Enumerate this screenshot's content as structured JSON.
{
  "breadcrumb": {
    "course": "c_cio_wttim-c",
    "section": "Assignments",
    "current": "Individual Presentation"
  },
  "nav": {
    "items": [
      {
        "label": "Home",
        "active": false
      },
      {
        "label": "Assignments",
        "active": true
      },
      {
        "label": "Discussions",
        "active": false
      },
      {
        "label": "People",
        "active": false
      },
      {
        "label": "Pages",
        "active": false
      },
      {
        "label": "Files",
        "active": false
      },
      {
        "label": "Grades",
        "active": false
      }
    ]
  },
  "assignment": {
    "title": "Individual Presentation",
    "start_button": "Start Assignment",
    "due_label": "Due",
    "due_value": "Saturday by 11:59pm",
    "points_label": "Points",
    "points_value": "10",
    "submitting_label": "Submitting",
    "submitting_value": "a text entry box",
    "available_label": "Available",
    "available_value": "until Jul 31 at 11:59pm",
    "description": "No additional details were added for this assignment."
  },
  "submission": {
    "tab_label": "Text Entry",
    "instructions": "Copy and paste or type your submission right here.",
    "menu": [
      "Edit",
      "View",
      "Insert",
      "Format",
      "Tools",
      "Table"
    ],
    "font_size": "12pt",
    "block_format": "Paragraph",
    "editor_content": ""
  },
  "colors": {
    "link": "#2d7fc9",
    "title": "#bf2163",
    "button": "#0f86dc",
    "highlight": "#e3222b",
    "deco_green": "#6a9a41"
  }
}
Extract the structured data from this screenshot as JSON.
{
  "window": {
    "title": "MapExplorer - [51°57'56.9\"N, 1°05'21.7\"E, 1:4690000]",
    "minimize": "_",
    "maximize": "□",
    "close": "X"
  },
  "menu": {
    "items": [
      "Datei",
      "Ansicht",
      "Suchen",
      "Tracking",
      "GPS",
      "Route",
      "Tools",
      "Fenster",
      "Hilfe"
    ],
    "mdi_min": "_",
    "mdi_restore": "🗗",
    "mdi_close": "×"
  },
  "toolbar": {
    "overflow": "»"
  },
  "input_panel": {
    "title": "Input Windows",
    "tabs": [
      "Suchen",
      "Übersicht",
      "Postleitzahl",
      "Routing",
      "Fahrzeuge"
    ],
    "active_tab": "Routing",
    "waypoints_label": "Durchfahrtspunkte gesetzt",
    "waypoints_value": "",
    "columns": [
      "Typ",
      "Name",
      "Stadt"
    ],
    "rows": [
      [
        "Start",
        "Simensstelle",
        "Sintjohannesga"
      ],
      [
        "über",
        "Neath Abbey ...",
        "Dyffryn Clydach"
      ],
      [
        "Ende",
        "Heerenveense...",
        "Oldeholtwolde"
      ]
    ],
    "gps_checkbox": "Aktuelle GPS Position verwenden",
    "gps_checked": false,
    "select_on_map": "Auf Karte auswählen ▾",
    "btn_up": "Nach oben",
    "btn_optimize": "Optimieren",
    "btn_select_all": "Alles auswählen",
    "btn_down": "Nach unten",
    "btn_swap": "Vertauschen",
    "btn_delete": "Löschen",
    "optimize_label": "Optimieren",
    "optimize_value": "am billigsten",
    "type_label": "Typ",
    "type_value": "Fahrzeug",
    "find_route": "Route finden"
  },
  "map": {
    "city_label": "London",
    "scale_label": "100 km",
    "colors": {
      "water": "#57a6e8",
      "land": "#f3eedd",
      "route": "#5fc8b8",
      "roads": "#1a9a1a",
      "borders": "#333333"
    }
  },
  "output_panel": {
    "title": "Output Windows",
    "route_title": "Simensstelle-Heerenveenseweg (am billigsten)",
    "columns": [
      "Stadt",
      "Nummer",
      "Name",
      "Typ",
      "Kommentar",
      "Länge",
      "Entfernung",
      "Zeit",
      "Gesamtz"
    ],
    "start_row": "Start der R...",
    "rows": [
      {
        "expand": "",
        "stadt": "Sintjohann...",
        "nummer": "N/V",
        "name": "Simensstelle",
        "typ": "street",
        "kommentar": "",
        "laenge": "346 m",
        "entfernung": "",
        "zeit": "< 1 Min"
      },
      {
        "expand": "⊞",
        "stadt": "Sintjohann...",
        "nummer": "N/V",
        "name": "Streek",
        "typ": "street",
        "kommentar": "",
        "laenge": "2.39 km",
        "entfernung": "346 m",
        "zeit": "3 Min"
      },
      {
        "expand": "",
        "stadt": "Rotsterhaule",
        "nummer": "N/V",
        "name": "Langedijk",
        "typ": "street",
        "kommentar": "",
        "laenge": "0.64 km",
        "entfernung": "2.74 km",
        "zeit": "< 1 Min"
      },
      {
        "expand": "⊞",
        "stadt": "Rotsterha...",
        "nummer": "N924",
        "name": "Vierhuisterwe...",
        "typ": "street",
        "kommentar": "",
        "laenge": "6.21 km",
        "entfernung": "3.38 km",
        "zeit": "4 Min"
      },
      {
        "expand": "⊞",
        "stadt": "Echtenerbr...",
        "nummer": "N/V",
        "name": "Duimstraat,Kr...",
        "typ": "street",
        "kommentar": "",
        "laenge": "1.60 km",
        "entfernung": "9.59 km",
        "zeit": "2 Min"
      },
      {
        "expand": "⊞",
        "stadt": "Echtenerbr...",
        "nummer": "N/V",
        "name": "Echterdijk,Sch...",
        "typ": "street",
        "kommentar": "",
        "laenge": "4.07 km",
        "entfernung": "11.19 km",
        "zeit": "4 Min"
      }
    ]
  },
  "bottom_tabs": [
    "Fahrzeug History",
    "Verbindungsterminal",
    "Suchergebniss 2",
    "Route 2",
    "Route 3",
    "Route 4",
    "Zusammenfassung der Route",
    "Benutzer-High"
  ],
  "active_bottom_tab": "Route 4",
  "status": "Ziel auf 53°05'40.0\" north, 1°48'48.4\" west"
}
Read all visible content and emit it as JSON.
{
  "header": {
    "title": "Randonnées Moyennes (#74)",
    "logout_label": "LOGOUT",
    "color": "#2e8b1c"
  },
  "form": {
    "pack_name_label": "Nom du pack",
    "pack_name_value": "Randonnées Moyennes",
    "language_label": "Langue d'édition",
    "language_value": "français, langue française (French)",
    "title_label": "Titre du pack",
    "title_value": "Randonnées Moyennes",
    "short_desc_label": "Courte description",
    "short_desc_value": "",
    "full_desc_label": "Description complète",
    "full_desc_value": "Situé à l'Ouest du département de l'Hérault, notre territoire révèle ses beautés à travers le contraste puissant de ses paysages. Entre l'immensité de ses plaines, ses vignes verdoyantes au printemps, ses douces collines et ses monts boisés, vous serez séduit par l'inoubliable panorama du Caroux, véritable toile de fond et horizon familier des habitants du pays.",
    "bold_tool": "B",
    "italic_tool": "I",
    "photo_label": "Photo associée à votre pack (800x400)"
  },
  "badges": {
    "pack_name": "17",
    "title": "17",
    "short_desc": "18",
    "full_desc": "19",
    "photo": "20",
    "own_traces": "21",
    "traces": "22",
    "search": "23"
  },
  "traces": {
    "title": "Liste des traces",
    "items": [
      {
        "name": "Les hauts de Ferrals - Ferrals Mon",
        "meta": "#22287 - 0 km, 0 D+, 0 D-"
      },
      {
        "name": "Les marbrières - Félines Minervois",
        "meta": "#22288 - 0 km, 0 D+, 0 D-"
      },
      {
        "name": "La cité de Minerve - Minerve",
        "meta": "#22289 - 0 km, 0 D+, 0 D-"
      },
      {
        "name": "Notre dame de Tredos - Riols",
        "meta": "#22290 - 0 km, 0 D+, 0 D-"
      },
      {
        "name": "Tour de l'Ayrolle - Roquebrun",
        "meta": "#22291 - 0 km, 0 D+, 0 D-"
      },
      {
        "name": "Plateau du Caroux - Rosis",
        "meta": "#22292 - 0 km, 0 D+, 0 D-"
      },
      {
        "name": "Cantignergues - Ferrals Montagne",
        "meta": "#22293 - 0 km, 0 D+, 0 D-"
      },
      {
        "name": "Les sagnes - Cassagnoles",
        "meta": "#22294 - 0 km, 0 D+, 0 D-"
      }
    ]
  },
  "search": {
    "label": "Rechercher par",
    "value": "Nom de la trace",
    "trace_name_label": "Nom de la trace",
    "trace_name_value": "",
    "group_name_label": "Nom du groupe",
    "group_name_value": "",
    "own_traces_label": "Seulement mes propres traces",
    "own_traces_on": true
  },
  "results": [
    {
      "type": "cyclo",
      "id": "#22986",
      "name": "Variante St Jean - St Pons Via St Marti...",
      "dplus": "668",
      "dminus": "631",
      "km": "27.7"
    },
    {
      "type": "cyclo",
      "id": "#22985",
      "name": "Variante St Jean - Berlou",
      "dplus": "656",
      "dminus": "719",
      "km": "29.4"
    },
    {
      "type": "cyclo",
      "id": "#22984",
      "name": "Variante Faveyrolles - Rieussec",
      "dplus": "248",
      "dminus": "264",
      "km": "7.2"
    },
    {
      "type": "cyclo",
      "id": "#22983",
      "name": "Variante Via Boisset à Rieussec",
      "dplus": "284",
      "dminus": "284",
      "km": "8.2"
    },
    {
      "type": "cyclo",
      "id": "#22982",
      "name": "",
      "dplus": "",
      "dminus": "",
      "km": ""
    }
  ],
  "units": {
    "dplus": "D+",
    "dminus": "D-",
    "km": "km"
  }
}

□ □ □ □ □

## Short task
Go through the data and count each line that has the word "Windows", then give the total alone.

## Reply
2